◆ **To be done**
Copy out each line below that has the word "Baswedan" in it.

◆ **Data**
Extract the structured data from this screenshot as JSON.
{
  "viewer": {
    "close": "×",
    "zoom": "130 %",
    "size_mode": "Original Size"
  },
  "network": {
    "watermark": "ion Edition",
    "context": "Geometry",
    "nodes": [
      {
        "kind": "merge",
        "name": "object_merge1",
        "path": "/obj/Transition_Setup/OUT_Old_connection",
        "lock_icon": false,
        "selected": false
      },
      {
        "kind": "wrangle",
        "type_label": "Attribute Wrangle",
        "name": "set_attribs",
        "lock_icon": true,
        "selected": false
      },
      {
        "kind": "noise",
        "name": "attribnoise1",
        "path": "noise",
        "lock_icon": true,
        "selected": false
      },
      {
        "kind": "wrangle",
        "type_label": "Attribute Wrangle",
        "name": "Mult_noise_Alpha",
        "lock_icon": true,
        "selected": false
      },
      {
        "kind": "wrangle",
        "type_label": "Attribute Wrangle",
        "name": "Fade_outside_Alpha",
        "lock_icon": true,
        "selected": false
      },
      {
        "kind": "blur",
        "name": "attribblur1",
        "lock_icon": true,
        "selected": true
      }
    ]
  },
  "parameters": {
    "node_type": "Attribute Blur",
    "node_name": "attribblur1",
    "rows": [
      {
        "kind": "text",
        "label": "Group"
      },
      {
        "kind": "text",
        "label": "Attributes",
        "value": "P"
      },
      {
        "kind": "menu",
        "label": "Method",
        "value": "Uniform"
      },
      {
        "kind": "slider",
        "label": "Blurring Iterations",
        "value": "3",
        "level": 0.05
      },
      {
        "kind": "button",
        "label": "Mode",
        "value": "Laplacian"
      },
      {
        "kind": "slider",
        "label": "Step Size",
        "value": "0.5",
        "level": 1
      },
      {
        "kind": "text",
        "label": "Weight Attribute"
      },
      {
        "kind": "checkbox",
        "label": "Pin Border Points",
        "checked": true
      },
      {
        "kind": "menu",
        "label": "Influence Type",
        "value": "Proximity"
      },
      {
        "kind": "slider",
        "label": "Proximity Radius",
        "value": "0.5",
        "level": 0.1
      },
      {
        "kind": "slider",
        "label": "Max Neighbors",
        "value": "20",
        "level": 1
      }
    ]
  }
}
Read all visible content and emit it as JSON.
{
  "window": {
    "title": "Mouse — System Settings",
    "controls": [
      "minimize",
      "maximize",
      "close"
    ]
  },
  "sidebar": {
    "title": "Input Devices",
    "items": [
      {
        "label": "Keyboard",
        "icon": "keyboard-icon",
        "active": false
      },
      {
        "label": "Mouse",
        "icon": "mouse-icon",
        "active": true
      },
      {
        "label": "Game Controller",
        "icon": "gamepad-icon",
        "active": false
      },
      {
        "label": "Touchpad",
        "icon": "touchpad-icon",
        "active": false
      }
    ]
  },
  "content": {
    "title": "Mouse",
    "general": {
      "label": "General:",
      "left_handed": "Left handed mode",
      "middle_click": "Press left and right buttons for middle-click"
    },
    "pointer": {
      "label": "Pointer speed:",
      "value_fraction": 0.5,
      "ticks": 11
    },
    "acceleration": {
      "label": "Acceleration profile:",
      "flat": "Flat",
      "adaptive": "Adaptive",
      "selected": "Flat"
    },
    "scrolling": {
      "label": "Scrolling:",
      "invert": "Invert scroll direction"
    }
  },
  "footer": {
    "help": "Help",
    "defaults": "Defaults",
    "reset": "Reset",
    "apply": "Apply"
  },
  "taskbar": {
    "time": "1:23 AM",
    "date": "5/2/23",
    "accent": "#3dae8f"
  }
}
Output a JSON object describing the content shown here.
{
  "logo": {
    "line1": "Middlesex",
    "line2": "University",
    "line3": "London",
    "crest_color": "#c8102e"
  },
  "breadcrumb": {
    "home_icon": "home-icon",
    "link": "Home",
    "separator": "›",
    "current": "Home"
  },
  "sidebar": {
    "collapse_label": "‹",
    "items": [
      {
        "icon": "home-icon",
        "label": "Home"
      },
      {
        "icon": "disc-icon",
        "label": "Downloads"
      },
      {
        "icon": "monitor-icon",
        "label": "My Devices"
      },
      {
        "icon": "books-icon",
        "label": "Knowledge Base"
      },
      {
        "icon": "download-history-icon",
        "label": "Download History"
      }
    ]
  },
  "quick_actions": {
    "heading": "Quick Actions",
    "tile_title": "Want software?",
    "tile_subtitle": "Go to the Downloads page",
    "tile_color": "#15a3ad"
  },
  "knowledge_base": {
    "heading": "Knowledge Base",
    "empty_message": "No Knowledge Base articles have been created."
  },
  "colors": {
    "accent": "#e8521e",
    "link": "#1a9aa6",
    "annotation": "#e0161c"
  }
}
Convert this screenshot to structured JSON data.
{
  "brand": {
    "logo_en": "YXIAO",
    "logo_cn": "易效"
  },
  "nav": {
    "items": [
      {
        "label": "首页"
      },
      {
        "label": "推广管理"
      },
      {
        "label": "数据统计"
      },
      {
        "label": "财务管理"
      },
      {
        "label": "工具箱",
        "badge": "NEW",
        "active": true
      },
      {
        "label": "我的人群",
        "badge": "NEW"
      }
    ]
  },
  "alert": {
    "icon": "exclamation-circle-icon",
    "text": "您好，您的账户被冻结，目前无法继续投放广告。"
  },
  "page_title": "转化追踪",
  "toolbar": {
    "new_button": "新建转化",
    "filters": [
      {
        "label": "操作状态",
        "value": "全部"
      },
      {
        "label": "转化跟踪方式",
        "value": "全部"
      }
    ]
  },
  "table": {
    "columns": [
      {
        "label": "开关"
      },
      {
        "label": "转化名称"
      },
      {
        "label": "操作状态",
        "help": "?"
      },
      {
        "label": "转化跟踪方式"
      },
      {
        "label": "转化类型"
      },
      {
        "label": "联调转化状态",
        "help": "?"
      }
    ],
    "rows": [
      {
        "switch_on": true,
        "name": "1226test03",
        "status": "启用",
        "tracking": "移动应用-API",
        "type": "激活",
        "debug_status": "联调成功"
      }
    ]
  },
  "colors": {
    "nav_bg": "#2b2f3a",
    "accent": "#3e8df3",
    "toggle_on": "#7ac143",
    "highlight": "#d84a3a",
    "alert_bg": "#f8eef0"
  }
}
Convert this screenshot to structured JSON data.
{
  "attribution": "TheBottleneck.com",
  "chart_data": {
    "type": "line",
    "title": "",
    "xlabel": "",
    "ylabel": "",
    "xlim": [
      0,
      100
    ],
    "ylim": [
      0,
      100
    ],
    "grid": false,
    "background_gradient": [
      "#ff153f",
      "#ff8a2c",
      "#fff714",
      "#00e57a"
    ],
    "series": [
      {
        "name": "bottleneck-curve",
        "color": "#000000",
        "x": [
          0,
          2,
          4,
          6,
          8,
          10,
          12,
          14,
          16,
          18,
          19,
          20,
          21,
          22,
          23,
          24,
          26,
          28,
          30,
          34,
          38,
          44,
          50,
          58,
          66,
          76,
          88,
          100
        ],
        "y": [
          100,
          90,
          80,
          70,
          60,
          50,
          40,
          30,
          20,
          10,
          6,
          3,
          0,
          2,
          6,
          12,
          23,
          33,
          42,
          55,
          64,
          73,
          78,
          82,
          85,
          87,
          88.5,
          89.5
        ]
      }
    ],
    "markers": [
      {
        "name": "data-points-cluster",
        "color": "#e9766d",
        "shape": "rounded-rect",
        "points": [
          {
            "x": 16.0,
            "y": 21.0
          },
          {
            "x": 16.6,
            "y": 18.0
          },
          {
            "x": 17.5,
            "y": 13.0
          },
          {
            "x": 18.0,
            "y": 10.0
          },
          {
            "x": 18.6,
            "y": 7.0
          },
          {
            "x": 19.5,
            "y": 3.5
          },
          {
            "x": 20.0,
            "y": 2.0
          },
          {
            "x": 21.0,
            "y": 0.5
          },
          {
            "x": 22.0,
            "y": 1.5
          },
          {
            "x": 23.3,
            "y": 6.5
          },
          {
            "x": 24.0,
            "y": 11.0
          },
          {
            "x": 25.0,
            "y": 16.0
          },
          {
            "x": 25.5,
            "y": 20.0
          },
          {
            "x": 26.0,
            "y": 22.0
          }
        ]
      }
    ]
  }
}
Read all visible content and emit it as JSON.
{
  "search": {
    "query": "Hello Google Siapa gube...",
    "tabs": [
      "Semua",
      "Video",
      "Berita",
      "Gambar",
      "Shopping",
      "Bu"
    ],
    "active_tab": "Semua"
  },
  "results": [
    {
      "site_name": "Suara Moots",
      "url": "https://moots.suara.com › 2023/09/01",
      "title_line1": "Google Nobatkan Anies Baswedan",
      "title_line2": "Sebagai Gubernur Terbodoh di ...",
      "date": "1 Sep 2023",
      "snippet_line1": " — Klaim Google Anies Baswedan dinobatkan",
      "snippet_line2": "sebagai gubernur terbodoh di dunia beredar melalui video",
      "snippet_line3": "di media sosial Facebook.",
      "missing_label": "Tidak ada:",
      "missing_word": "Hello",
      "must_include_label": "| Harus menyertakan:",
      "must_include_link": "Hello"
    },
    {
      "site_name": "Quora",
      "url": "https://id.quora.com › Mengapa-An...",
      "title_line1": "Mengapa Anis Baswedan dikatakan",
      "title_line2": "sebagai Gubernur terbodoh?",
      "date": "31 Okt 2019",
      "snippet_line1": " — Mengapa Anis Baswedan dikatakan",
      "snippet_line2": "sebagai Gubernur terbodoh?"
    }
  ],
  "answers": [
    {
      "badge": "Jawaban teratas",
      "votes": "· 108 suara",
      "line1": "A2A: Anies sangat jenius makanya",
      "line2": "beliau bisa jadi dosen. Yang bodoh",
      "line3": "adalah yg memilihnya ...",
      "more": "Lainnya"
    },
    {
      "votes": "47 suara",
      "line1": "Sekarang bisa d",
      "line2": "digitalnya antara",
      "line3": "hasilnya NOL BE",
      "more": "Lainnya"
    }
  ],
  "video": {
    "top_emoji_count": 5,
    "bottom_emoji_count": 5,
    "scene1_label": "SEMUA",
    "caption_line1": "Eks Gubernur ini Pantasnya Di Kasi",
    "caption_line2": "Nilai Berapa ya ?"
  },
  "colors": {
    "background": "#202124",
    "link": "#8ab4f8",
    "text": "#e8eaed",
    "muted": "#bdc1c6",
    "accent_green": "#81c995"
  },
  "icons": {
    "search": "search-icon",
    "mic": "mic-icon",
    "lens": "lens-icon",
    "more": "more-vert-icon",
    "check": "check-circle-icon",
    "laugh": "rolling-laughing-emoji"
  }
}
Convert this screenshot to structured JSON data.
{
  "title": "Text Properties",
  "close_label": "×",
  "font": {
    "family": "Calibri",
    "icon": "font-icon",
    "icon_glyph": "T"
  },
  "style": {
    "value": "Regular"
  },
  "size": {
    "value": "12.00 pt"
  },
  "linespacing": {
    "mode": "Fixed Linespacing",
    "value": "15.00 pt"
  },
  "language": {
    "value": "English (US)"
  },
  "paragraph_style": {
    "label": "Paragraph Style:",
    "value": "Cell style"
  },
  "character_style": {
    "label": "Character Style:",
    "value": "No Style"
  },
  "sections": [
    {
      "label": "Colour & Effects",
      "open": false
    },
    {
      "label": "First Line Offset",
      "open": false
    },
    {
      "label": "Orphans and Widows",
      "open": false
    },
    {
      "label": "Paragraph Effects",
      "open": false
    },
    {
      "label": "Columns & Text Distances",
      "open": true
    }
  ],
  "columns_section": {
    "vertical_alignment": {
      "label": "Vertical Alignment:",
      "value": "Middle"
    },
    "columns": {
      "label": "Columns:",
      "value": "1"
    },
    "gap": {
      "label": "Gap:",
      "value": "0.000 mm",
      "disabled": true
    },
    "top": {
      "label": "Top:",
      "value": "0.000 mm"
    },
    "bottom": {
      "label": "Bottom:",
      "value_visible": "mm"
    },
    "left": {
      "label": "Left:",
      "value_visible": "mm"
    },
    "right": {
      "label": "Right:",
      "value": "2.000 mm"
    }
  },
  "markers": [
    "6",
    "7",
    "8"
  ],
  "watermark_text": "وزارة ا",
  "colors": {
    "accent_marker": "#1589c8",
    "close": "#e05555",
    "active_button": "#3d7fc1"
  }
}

◆ **Answer to this problem**
      "title_line1": "Google Nobatkan Anies Baswedan",
      "snippet_line1": " — Klaim Google Anies Baswedan dinobatkan",
      "title_line1": "Mengapa Anis Baswedan dikatakan",
      "snippet_line1": " — Mengapa Anis Baswedan dikatakan",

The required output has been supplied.